Tasks:
1/ According to the text on feline infectious peritonitis, what remains the gold standard for diagnosing the disease?
2/ Render this sentence from the text on feline infectious peritonitis in Spanish: "The fluid is high in protein and may vary from slightly viscous to gelatinous."
3/ Carry on the text on feline infectious peritonitis from its final sentence.

*** Opening of Extracted text ***

5.6.2 Feline Infectious Peritonitis (FIP)
There is no single, predictable target organ for feline infectious peritonitis (FIP). The virus widely (systemically) disseminates in macrophages, and the clinical outcome is dependent on both the host immunity and the specific organ affected. Histopathology on biopsy or necropsy specimens remains the gold standard for diagnosis. Many of the pre‐mortem tests, and especially a cumulative amount of information, can be highly suggestive of the disease. If an animal dies or is euthanized with suspect FIP, a necropsy with histology would be diagnostic.
Gross findings: In the effusive form, there will be fluid within either or both the thoracic and abdominal cavities. The fluid is high in protein and may vary from slightly viscous to gelatinous. The surfaces of the viscera are covered with tiny (1–5 mm) friable, pale tan to white plaques (fibrin) that can give the surfaces a granular appearance (See Figure 5.9).

*** Close of Extracted text ***
*** Opening of Data provided ***

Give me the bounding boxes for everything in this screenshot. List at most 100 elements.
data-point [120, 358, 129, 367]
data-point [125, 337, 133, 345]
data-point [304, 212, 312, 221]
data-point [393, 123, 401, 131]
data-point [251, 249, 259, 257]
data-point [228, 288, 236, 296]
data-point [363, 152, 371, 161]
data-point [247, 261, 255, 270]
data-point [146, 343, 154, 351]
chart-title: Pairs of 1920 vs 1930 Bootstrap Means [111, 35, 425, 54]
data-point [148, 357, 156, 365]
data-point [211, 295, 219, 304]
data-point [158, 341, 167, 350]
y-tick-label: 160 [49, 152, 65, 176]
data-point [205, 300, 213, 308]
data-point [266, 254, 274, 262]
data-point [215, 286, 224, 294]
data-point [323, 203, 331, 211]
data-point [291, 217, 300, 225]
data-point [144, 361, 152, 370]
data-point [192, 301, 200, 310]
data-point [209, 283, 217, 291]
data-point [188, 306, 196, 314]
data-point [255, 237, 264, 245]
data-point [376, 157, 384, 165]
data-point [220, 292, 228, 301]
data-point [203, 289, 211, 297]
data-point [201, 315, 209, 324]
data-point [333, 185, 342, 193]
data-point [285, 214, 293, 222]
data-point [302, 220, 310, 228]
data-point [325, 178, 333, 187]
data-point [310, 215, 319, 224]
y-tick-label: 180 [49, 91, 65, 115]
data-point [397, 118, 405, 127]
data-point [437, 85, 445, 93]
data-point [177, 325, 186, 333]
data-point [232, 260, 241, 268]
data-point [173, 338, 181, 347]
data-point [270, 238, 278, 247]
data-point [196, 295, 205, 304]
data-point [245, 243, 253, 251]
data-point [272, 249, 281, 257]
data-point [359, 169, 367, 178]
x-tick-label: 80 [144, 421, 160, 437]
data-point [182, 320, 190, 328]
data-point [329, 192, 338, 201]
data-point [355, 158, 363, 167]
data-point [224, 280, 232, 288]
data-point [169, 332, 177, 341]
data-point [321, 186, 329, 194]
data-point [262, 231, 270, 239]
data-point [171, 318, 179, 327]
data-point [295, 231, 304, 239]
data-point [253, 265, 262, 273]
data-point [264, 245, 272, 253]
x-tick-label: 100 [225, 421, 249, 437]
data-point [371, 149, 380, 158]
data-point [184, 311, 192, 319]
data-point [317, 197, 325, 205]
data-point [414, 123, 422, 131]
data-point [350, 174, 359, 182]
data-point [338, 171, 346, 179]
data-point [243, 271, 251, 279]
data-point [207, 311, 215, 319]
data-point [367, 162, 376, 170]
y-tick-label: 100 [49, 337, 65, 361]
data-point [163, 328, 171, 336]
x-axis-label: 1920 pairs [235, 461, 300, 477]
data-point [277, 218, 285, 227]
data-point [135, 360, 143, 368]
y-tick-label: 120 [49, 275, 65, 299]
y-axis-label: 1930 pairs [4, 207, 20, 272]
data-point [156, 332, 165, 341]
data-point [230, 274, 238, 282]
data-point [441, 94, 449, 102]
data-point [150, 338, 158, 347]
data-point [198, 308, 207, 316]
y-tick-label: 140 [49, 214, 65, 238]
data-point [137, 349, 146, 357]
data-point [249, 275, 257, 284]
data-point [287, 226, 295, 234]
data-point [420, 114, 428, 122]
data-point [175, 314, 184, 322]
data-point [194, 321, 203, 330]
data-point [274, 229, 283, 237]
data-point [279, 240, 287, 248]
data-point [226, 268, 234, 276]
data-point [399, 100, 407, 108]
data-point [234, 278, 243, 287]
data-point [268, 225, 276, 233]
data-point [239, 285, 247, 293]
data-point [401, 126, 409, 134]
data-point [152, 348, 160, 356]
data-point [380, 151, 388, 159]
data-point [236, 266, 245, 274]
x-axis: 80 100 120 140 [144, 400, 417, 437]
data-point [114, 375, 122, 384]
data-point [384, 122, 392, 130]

*** Close of Data provided ***

Outputs for the tasks:
1/ Histopathology on biopsy or necropsy specimens.

2/ El líquido tiene un alto contenido de proteínas y puede variar de ligeramente viscoso a gelatinoso.

3/
In the non‐effusive (chronic) form, there will be nodules (granulomas) of variable size present in one or multiple organs. These can vary in color from off white to light tan, in texture from slightly firm to soft. The nodules are typically associated with capsular or serosal vessels, although when abundant this can be difficult to distinguish. Within organs, the granulomas can be scattered throughout the parenchyma. Lymph nodes are often enlarged.
Figure 5.9Feline infectious peritonitis (FIP) virus (feline coronavirus). In the effusive form of FIP, along with intracavitary fluid, the surfaces of abdominal and thoracic viscera are covered with small (1–2 mm) to coalescing pale tan plaques.
Formalin‐fixed tissues: Samples should be taken from affected organs (in the case of the non‐effusive form, this would be any viscera with detectable granulomas). In the case of the effusive form, multiple samples should be taken from affected viscera (liver, GI, lung). If the clinical presentation is limited to the nervous system and FIP is suspected, it is imperative to submit the brain. Brain lesions are, however, rarely uniquely present.